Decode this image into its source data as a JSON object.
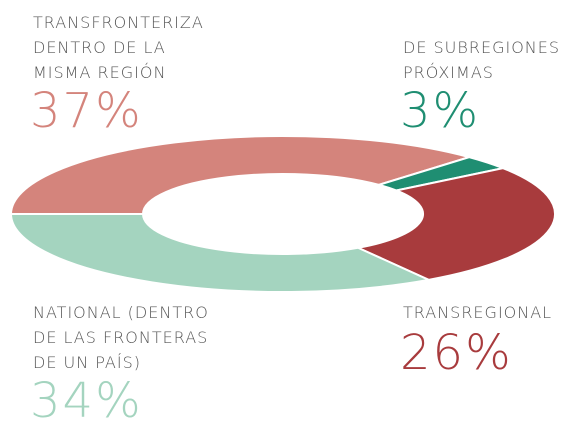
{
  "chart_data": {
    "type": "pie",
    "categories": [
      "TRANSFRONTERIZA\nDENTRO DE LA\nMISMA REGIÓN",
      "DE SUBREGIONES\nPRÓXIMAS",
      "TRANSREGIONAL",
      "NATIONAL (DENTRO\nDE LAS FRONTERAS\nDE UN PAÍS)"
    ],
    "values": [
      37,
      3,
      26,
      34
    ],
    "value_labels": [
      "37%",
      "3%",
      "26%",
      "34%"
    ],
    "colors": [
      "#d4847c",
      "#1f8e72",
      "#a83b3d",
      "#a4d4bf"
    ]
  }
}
***
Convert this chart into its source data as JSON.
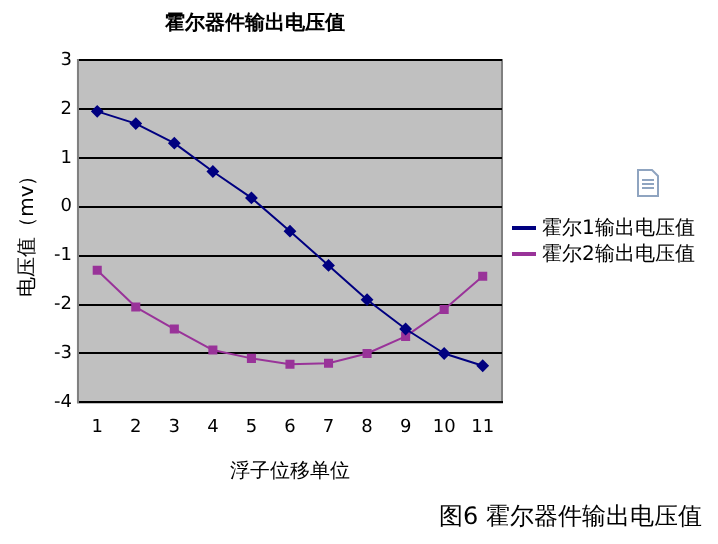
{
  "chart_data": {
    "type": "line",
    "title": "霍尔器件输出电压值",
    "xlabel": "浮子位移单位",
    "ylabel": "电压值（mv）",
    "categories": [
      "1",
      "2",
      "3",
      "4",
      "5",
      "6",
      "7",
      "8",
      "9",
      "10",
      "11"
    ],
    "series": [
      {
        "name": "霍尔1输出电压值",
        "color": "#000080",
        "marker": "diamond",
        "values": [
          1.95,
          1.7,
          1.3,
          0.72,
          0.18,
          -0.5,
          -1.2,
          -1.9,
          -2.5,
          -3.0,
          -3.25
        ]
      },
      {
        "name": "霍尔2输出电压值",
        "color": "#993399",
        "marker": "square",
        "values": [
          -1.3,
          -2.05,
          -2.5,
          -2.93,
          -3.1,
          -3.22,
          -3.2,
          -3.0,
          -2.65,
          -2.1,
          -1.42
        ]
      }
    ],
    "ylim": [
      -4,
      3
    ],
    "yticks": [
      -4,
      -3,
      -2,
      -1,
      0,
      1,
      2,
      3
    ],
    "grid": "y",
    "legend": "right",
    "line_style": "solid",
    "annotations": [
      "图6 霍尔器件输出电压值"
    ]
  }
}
***
Exercise
Identify the lines above with the word "into". Copy them.

Answer for this exercise
Decode this image into its source data as a JSON object.
Convert this chart into its source data as JSON.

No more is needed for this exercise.